**AIM**
Reproduce everything from the first line of the records down to the line containing "article-column-3 [1070, 128, 1570, 1964]", both included, and nothing past it.

Source records:
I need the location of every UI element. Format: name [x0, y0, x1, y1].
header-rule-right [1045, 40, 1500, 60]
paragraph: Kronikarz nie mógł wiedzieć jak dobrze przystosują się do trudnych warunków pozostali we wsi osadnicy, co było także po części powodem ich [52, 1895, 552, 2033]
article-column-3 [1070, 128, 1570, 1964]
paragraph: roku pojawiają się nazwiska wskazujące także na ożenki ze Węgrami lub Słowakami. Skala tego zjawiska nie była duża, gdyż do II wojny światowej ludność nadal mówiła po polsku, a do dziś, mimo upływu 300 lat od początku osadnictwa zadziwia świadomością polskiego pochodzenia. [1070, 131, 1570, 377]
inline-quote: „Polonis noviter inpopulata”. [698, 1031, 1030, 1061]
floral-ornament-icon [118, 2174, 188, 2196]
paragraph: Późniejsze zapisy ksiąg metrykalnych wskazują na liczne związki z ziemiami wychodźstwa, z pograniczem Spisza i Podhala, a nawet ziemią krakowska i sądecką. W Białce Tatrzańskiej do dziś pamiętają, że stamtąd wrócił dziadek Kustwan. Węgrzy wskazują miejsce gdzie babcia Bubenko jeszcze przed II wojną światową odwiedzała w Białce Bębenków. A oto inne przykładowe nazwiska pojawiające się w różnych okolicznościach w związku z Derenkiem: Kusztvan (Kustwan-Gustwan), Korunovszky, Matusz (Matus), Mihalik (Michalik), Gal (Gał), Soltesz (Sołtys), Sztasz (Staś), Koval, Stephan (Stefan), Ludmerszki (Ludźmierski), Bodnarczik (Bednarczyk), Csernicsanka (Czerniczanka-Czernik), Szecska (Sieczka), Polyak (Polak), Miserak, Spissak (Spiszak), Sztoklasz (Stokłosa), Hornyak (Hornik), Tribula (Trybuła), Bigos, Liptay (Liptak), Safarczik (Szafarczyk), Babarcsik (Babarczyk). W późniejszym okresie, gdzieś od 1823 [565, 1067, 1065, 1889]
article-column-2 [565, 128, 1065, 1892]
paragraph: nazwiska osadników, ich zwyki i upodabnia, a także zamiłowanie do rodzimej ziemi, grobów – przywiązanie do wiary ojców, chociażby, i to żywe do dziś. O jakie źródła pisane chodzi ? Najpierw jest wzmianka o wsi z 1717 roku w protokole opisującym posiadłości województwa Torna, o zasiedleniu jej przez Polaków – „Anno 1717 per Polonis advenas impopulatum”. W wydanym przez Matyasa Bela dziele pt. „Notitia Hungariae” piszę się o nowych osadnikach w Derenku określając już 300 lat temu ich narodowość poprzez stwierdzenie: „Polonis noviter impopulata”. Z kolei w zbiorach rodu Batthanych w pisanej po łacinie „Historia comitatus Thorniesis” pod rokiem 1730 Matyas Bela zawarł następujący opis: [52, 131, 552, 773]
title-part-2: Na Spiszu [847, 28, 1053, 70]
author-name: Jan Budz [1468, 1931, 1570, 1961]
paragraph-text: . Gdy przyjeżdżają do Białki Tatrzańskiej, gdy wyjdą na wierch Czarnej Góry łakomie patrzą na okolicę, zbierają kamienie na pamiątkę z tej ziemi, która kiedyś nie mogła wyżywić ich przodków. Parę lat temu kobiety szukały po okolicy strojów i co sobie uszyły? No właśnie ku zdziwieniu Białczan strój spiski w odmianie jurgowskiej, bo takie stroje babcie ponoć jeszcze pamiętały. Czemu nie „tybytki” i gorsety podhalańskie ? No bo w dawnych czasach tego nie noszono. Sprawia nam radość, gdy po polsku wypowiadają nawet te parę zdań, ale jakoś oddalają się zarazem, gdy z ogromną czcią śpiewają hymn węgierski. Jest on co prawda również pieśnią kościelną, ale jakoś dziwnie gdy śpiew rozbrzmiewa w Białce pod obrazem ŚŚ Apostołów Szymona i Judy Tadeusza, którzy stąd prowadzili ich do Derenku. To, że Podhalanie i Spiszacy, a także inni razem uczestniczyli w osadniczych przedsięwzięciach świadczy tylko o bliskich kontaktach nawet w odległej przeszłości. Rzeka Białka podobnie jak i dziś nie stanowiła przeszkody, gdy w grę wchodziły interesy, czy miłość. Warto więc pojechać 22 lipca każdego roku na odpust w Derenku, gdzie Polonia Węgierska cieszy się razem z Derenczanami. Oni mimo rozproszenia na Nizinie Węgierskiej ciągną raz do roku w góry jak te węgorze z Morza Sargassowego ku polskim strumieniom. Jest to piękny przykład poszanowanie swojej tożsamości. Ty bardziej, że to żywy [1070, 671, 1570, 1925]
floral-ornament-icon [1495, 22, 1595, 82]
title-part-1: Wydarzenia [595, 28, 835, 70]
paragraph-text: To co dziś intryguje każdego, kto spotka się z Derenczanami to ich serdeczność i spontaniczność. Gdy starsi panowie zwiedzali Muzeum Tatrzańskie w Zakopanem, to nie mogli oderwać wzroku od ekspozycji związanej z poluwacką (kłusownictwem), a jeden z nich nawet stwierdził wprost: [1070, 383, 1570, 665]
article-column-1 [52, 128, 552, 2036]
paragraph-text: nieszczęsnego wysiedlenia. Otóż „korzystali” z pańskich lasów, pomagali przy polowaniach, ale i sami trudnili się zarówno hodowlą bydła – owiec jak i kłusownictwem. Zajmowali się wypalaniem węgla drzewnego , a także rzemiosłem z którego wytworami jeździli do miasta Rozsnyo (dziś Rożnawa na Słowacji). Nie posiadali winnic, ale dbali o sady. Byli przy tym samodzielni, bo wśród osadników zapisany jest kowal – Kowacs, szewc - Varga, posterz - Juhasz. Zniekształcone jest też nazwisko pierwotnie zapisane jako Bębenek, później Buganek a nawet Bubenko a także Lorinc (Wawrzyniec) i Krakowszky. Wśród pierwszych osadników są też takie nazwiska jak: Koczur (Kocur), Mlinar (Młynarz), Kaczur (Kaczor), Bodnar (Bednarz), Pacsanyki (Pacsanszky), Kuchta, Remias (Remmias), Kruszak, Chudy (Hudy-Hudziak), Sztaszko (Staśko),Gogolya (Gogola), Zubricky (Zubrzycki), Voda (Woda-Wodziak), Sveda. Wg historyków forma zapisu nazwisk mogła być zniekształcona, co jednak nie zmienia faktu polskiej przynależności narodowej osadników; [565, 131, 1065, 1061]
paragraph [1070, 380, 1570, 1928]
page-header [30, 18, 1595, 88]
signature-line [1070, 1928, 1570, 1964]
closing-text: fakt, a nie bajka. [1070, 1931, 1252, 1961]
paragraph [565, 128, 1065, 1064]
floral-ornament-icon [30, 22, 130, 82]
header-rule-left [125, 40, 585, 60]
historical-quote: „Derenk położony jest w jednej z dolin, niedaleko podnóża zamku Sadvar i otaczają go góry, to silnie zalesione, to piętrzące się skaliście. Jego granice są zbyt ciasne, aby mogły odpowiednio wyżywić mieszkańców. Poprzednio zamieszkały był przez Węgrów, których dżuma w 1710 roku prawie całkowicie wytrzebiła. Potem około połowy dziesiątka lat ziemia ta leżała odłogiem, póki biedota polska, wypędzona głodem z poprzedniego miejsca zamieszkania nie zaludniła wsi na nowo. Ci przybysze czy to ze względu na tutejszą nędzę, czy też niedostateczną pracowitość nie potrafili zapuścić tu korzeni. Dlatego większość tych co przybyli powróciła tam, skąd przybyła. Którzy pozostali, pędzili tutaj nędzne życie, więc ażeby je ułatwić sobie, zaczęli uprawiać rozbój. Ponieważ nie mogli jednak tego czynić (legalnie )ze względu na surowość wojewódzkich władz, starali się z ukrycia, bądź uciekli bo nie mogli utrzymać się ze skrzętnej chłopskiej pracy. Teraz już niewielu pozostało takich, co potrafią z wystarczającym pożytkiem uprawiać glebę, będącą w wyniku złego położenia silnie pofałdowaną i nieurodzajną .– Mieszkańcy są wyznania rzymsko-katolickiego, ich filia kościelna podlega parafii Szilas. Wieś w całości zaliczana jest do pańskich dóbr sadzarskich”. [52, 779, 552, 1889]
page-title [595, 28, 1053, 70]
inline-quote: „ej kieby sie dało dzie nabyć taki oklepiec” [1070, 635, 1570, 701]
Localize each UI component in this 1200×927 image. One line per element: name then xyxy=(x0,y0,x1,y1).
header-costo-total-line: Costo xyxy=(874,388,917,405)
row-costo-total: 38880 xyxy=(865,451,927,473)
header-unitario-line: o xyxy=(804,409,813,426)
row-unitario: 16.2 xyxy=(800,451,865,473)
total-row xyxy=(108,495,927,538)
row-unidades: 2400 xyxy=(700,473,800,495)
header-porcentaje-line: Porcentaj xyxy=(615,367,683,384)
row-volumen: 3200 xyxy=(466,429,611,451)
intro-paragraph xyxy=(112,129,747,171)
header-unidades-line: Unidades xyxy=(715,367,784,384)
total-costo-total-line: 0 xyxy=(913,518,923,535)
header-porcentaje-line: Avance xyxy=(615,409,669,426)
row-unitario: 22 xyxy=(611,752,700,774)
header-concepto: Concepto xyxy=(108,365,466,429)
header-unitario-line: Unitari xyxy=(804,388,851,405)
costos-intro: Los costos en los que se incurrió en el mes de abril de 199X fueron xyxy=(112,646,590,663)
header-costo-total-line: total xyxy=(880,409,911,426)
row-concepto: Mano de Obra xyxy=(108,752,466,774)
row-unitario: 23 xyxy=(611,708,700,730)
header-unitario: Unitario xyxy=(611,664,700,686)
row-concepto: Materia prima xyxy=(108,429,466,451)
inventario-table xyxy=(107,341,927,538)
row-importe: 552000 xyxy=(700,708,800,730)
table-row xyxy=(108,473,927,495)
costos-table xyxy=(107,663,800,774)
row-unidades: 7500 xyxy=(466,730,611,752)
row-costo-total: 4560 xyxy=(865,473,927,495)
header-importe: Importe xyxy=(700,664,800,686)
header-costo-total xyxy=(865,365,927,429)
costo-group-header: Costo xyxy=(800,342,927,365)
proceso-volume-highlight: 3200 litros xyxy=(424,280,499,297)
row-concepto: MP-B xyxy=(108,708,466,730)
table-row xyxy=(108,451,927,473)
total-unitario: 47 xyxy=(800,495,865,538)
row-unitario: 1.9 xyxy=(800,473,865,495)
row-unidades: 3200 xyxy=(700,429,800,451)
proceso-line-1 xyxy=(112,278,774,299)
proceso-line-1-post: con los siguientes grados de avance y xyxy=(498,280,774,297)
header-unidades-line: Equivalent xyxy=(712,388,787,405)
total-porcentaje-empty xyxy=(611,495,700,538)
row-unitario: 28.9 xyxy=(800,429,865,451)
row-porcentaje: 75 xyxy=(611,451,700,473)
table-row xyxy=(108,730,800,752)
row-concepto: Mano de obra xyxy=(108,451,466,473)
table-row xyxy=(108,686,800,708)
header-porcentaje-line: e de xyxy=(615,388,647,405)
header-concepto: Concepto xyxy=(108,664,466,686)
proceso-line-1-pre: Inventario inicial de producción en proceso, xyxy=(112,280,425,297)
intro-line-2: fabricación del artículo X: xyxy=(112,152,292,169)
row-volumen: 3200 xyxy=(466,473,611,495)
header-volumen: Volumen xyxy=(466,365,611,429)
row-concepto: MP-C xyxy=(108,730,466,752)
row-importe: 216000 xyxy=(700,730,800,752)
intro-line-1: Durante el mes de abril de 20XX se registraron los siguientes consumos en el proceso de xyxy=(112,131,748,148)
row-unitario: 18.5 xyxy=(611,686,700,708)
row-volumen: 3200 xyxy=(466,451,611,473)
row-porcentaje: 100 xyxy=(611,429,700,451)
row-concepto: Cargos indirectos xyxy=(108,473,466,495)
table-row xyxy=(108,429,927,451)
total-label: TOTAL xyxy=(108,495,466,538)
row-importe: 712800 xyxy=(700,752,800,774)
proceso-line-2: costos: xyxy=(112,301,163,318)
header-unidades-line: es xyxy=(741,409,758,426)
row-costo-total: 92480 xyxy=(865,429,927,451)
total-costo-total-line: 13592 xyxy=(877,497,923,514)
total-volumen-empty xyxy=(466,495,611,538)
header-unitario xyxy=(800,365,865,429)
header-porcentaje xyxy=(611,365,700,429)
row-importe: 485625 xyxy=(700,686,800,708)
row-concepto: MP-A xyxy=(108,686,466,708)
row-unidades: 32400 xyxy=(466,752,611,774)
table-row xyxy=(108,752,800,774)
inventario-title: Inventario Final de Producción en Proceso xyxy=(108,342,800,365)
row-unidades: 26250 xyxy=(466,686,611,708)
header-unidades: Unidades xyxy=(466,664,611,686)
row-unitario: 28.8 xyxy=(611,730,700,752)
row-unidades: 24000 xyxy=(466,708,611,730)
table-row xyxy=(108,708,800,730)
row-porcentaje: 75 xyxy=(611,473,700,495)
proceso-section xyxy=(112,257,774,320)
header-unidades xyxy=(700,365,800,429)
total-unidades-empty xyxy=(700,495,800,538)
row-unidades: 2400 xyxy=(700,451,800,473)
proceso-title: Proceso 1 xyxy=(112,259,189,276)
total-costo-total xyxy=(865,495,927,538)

**EXERCISE OUTPUT**
I need the location of every UI element. Format: name [x0, y0, x1, y1].
header-rule-right [1045, 40, 1500, 60]
paragraph: Kronikarz nie mógł wiedzieć jak dobrze przystosują się do trudnych warunków pozostali we wsi osadnicy, co było także po części powodem ich [52, 1895, 552, 2033]
article-column-3 [1070, 128, 1570, 1964]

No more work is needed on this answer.